> **Brano fornito**:
No. Chi conosce bene il ragazzo di San Candido sa che per lui l’empatia e le relazioni umane vengono prima di tutto. Non è stato un atto di superbia il privarsi di due tecnici che evidentemente non rispondevano al suo ideale di stakanovismo e trasparenza. Lo stakanovista Sinner dopo questo trionfo di Wimbledon infatti ha annunciato che si concederà “una settimana di meritata vacanza”, ma non di più perché il successo è frutto della fatica quotidiana sul campo (messaggio per tutti i millennials sdraiati e schiavi della quotidianità passata su social e playstation). Una settimana di stop è il massimo che può permettersi un fuoriclasse assoluto che sta riscrivendo la storia del tennis e che con l’umiltà tipica solo dei grandissimi davanti alla corte dei Windsor ha dichiarato: “A 23 anni non credo di aver raggiunto il massimo, sono ancora alla ricerca del miglior me stesso”. Nell’era dei folli superpotenti della terra e dei mitomani della Rete che vivono nell’illusione di essere unici e insostituibili, un n.1 per Dna è ancora convinto che può, e anzi, deve migliorarsi. Che peccato che a questo spettacolo, il Sinner show maestro anche di umiltà, non abbia potuto assistere il nostro scriba massimo dei gesti bianchi e ospite sempre super gradito dell’England Lawn Tennis and Croquet Club, Gianni Clerici. Ma per Clerici era già tutto previsto, poco rima di andarsene dinanzi all’ancora 18enne pel di carota Jannik profetizzò: “I colpi di Sinner sembrano esistere dai tempi dell'asilo. Non si è mai visto un tennista italiano più dotato”. La profezia di Clerici si è avverata, ora Jannik è sempre più numero 1, anche di simpatia. A Londra ha guadagnato nuovi tifosi, perché per gli inglesi maestri insuperati di humour il suo essere così umile e inappuntabile è molto più divertente e universale delle guasconate da arena dell'amico-nemico Carlitos. Allora che dire, alla prossima puntata della serie, forse infinita, Sinner vs Alcazar.

> **Dati da esaminare**:
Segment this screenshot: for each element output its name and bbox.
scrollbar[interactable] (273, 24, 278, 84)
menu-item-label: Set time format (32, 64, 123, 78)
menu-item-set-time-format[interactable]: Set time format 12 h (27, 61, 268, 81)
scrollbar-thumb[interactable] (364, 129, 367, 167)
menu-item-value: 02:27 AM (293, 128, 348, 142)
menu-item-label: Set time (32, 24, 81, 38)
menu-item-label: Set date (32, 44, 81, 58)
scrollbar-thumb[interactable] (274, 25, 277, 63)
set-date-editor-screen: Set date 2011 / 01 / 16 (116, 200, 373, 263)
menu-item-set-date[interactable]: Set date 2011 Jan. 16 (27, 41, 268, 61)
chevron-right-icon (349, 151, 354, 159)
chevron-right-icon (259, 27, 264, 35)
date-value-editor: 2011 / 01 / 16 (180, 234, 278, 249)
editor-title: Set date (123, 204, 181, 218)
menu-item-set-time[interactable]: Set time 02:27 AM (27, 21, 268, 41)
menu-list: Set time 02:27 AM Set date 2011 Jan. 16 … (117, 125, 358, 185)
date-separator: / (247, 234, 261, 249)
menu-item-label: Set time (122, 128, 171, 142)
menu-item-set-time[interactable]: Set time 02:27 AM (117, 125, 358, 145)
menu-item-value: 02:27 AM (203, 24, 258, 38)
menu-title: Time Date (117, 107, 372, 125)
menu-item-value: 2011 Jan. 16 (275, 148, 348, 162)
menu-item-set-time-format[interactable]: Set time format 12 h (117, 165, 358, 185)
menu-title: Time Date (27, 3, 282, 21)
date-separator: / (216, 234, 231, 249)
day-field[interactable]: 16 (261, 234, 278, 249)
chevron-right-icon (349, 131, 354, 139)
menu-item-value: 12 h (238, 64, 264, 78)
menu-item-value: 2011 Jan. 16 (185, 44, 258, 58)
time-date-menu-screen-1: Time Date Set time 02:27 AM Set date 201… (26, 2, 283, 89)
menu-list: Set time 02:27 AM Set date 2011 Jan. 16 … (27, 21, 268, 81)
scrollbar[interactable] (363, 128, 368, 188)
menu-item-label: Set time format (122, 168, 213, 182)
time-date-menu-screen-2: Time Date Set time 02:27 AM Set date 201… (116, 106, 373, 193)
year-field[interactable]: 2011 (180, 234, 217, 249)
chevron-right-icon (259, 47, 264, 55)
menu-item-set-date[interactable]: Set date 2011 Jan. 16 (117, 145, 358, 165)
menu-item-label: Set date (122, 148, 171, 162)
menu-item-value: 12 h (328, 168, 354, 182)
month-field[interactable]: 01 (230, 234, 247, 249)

> **Compiti da svolgere**:
a - Riscrivi sotto forma di elenco puntato il paragrafo del brano che inizia con "No. Chi conosce bene il ragazzo di San Candido", mantenendone i fatti principali.
b - Secondo il brano, quanto durerà la vacanza che Sinner si concederà dopo Wimbledon?
c - Riassumi il brano in due frasi.

> **Soluzioni**:
a -
- Per Sinner l'empatia e le relazioni umane vengono prima di tutto; la rinuncia a due tecnici non è stata un atto di superbia.
- Dopo il trionfo di Wimbledon ha annunciato una sola settimana di vacanza, perché il successo nasce dalla fatica quotidiana sul campo.
- A 23 anni ha dichiarato di non credere di aver raggiunto il massimo e di essere ancora alla ricerca del miglior sé stesso.
- Gianni Clerici non ha potuto assistere al suo trionfo, ma aveva profetizzato che non si era mai visto un tennista italiano più dotato.
- La profezia si è avverata: Sinner è sempre più numero 1 e a Londra ha conquistato nuovi tifosi con la sua umiltà.
- La rivalità con l'amico-nemico Carlitos continuerà in una serie forse infinita.

b - Una settimana.

c - Dopo il trionfo di Wimbledon, Sinner si concederà solo una settimana di vacanza e, a 23 anni, si dichiara ancora alla ricerca del miglior sé stesso. Si è così avverata la profezia di Gianni Clerici, che lo considerava il tennista italiano più dotato di sempre, e a Londra la sua umiltà gli ha fatto guadagnare nuovi tifosi.